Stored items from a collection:
%%
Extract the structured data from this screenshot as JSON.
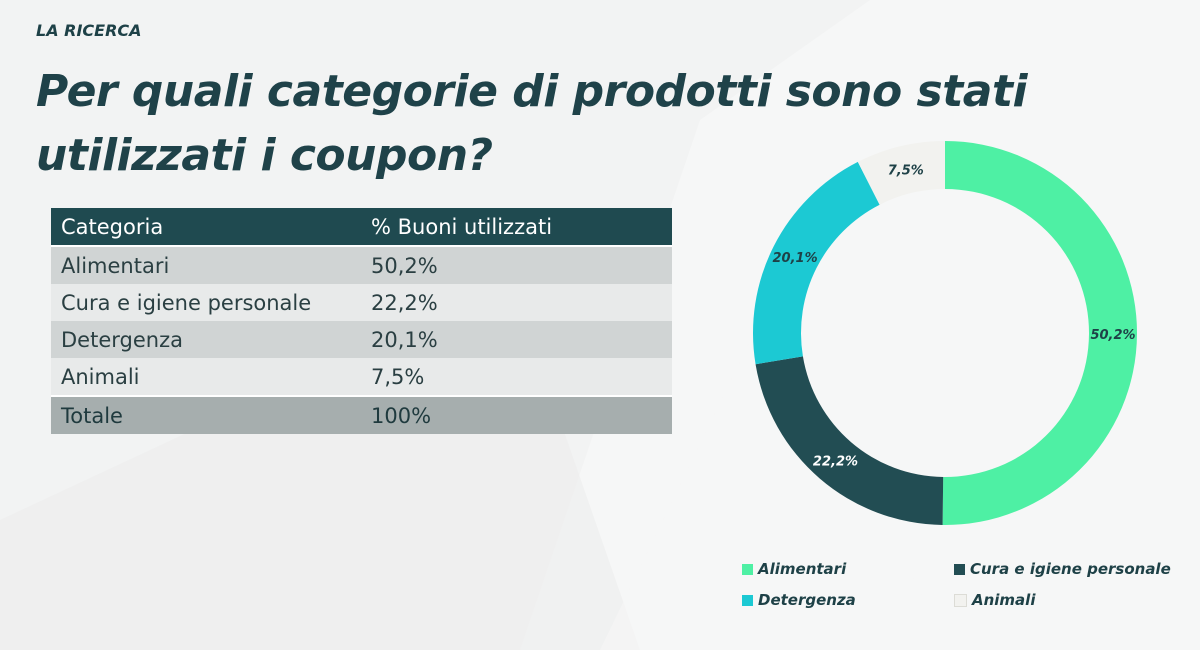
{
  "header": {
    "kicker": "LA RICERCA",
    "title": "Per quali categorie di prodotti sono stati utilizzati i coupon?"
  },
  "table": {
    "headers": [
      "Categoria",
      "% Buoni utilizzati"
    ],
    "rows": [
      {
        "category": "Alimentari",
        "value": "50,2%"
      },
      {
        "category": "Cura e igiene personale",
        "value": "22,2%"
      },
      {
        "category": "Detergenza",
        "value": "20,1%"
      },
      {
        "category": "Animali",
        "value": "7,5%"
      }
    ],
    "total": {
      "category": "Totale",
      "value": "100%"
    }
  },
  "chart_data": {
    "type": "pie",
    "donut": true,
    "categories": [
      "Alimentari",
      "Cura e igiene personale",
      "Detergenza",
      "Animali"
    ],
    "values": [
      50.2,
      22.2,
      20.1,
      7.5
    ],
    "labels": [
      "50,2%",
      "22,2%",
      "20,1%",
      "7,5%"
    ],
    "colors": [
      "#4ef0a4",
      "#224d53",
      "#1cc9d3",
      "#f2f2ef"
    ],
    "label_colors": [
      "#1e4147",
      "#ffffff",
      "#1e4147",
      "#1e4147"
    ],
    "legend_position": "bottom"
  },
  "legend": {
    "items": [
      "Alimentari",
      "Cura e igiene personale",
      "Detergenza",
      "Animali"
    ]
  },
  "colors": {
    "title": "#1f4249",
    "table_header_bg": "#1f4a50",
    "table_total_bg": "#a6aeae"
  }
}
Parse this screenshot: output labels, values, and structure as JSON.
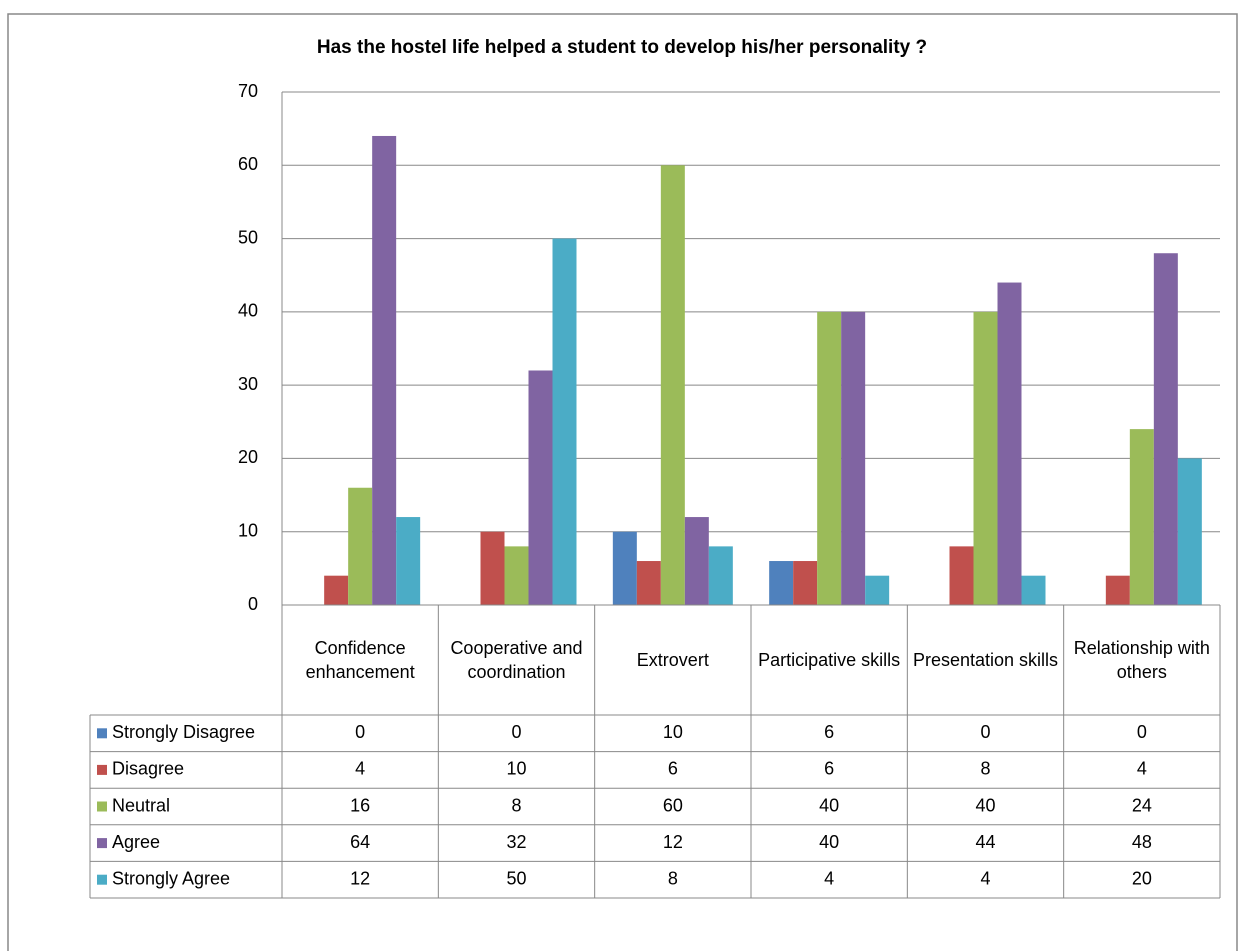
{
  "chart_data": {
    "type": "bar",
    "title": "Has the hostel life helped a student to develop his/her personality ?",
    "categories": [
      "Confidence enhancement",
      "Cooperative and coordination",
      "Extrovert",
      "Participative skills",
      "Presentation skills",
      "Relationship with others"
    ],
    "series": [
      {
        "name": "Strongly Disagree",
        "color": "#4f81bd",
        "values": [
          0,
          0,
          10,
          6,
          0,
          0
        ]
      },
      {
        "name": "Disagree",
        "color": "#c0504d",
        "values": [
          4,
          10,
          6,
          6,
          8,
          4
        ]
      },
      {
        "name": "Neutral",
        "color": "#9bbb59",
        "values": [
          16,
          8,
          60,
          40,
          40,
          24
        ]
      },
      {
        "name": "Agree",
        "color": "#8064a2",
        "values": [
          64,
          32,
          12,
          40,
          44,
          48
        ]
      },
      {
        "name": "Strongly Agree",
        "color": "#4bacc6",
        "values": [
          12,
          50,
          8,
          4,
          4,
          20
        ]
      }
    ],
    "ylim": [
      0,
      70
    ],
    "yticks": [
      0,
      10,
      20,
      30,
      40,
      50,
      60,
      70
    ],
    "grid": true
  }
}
%%
%%
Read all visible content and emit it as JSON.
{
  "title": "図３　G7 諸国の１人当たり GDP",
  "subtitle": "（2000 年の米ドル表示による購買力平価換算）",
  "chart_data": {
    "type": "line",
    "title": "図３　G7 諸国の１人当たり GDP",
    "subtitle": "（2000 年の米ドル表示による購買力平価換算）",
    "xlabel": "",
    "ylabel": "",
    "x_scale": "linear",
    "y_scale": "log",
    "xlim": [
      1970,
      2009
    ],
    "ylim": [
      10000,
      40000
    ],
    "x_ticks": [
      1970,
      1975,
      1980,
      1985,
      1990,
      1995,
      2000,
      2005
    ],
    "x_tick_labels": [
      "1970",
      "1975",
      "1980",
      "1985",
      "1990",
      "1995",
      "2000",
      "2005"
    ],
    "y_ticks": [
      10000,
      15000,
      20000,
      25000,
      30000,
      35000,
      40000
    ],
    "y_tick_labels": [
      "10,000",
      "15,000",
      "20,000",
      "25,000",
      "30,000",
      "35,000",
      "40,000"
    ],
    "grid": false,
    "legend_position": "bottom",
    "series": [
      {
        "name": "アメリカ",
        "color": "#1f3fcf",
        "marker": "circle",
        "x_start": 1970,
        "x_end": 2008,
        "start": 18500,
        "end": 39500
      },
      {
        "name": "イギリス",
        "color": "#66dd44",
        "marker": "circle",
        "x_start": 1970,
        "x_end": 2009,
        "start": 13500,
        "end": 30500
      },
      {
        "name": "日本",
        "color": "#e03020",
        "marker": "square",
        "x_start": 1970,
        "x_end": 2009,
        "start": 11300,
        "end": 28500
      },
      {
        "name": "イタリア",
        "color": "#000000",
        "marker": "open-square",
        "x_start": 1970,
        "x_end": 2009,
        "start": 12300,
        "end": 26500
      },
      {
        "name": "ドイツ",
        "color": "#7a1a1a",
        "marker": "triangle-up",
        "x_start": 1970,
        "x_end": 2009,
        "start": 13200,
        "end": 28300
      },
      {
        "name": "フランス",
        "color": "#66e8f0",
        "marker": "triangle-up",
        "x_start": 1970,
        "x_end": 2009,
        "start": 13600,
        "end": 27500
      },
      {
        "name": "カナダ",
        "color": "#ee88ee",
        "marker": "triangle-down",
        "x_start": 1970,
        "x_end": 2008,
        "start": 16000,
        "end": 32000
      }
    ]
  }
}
%%
Task goal:
Check every line of the data above for the string "marker", and copy those that have it.

Answer to the problem:
        "marker": "circle",
        "marker": "circle",
        "marker": "square",
        "marker": "open-square",
        "marker": "triangle-up",
        "marker": "triangle-up",
        "marker": "triangle-down",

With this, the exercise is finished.